• _Short exercise_
Provide only the number of lines in the data below that contain the word "ISSUE".
——
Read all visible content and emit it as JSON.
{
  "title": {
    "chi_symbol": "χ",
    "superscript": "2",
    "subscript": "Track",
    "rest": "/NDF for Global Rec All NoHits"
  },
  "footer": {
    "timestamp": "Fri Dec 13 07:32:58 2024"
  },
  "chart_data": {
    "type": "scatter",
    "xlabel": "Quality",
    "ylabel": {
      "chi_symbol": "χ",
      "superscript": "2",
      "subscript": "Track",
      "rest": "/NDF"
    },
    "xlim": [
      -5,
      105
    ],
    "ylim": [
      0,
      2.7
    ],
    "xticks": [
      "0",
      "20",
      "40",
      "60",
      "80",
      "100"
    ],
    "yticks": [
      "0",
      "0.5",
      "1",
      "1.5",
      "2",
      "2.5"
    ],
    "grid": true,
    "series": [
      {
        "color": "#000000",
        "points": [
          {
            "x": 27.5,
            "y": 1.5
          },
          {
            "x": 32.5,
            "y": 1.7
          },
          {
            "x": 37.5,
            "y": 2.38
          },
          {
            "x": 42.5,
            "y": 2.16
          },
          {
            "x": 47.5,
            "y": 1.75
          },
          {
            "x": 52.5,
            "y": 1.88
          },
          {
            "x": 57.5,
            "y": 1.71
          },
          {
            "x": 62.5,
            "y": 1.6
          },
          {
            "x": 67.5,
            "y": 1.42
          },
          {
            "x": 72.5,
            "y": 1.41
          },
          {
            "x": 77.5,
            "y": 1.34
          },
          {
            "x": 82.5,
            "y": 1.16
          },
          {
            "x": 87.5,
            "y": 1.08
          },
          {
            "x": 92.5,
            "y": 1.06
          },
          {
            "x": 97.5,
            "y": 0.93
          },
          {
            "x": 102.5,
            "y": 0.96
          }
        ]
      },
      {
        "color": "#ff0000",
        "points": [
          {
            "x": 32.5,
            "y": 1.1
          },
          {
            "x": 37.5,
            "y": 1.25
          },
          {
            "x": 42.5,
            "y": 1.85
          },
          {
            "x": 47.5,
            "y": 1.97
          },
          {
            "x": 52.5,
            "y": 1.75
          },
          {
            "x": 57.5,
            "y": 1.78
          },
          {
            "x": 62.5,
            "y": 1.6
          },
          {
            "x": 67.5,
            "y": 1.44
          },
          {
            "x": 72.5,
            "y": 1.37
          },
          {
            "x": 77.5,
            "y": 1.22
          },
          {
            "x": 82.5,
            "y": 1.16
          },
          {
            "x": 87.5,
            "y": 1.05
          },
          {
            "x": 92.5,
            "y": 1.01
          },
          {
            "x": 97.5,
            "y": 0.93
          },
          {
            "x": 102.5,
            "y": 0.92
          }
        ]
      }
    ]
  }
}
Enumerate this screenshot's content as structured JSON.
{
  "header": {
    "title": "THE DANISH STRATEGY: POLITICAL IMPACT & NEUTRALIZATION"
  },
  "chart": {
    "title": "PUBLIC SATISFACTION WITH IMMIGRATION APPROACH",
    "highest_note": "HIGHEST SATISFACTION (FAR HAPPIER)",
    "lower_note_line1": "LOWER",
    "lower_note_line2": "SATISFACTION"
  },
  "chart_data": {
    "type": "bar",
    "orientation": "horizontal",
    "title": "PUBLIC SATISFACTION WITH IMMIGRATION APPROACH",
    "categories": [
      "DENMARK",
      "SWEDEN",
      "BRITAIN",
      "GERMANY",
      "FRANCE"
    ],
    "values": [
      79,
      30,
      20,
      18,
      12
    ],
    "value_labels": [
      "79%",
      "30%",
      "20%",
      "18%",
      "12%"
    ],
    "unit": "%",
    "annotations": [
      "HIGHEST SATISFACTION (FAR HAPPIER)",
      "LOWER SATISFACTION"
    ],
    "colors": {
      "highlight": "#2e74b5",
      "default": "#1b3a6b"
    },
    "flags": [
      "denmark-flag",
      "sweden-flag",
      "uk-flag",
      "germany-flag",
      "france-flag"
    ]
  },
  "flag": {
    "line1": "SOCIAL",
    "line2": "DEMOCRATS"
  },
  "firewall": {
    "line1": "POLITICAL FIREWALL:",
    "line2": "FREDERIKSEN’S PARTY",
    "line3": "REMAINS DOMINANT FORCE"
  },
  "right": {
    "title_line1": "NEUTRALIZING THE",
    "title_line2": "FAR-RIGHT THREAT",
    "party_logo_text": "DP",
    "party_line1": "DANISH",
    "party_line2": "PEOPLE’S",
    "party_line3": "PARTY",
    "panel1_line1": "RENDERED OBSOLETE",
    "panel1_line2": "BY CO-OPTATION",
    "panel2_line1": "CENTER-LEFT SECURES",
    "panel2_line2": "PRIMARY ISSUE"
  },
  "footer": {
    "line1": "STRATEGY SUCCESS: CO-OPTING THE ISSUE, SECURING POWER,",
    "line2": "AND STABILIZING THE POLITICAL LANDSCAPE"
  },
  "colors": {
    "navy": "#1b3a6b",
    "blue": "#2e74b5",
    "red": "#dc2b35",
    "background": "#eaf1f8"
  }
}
——
• _Written answer_
2